What the exercise asks>
Go through the material below and copy each line where the word "pregnancy" appears.

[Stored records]

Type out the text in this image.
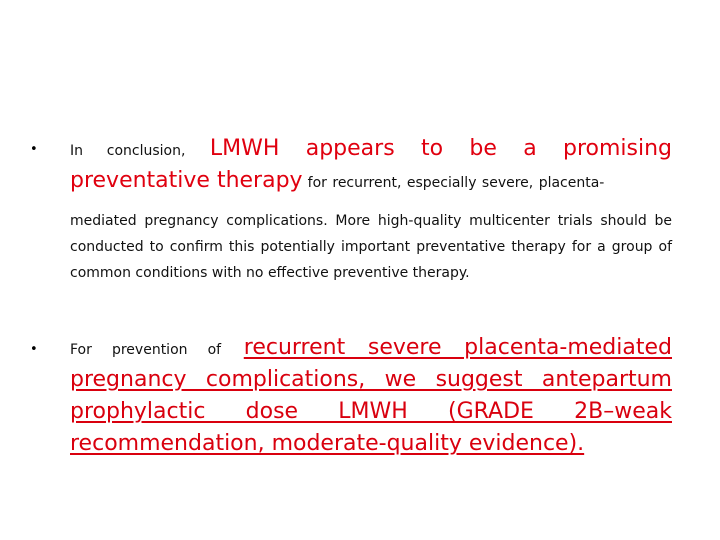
• In conclusion, LMWH appears to be a promising
preventative therapy for recurrent, especially severe, placenta-
mediated pregnancy complications. More high-quality multicenter trials should be conducted to confirm this potentially important preventative therapy for a group of common conditions with no effective preventive therapy.
• For prevention of recurrent severe placenta-mediated
pregnancy complications, we suggest antepartum
prophylactic dose LMWH (GRADE 2B–weak
recommendation, moderate-quality evidence).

Result for this exercise>
mediated pregnancy complications. More high-quality multicenter trials should be conducted to confirm this potentially important preventative therapy for a group of common conditions with no effective preventive therapy.
pregnancy complications, we suggest antepartum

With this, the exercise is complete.